REQUIREMENTS: Repeat all the records exactly, omitting pictures.

[start EXTRACTED MATERIAL]

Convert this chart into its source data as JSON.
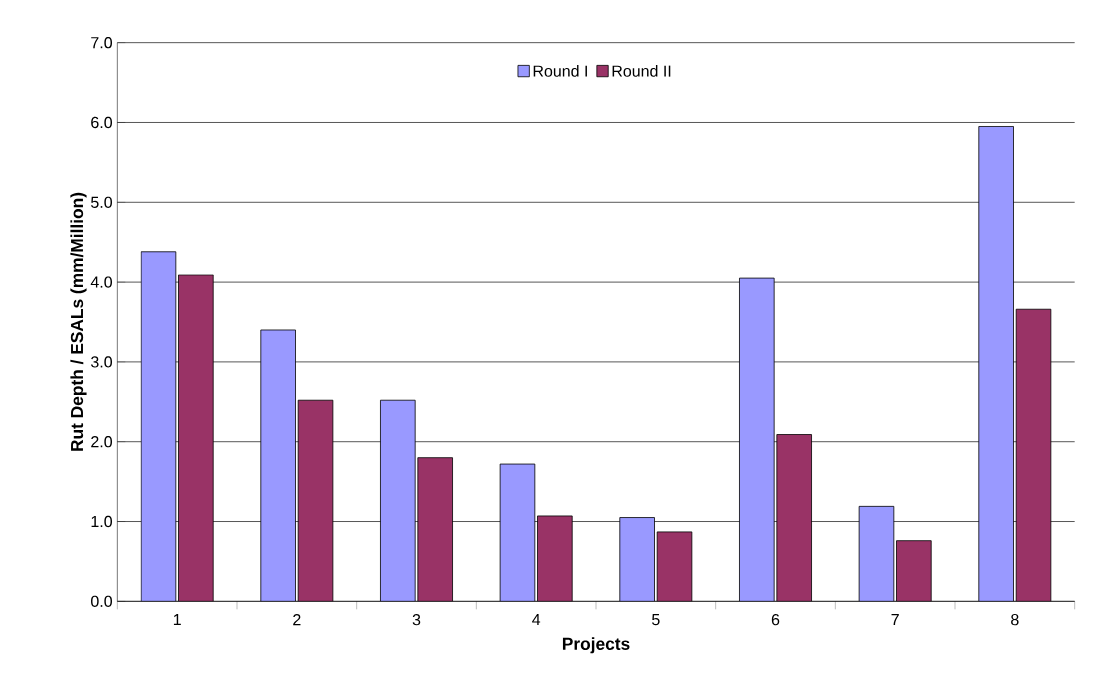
{
  "chart_data": {
    "type": "bar",
    "xlabel": "Projects",
    "ylabel": "Rut Depth / ESALs (mm/Million)",
    "categories": [
      "1",
      "2",
      "3",
      "4",
      "5",
      "6",
      "7",
      "8"
    ],
    "series": [
      {
        "name": "Round I",
        "color": "#9999ff",
        "values": [
          4.38,
          3.4,
          2.52,
          1.72,
          1.05,
          4.05,
          1.19,
          5.95
        ]
      },
      {
        "name": "Round II",
        "color": "#993366",
        "values": [
          4.09,
          2.52,
          1.8,
          1.07,
          0.87,
          2.09,
          0.76,
          3.66
        ]
      }
    ],
    "ylim": [
      0,
      7
    ],
    "yticks": [
      {
        "value": 0,
        "label": "0.0"
      },
      {
        "value": 1,
        "label": "1.0"
      },
      {
        "value": 2,
        "label": "2.0"
      },
      {
        "value": 3,
        "label": "3.0"
      },
      {
        "value": 4,
        "label": "4.0"
      },
      {
        "value": 5,
        "label": "5.0"
      },
      {
        "value": 6,
        "label": "6.0"
      },
      {
        "value": 7,
        "label": "7.0"
      }
    ],
    "grid": "y",
    "legend": "top"
  }
}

[end EXTRACTED MATERIAL]

TASK RESPONSE:
Convert this chart into its source data as JSON.
{
  "chart_data": {
    "type": "bar",
    "xlabel": "Projects",
    "ylabel": "Rut Depth / ESALs (mm/Million)",
    "categories": [
      "1",
      "2",
      "3",
      "4",
      "5",
      "6",
      "7",
      "8"
    ],
    "series": [
      {
        "name": "Round I",
        "color": "#9999ff",
        "values": [
          4.38,
          3.4,
          2.52,
          1.72,
          1.05,
          4.05,
          1.19,
          5.95
        ]
      },
      {
        "name": "Round II",
        "color": "#993366",
        "values": [
          4.09,
          2.52,
          1.8,
          1.07,
          0.87,
          2.09,
          0.76,
          3.66
        ]
      }
    ],
    "ylim": [
      0,
      7
    ],
    "yticks": [
      {
        "value": 0,
        "label": "0.0"
      },
      {
        "value": 1,
        "label": "1.0"
      },
      {
        "value": 2,
        "label": "2.0"
      },
      {
        "value": 3,
        "label": "3.0"
      },
      {
        "value": 4,
        "label": "4.0"
      },
      {
        "value": 5,
        "label": "5.0"
      },
      {
        "value": 6,
        "label": "6.0"
      },
      {
        "value": 7,
        "label": "7.0"
      }
    ],
    "grid": "y",
    "legend": "top"
  }
}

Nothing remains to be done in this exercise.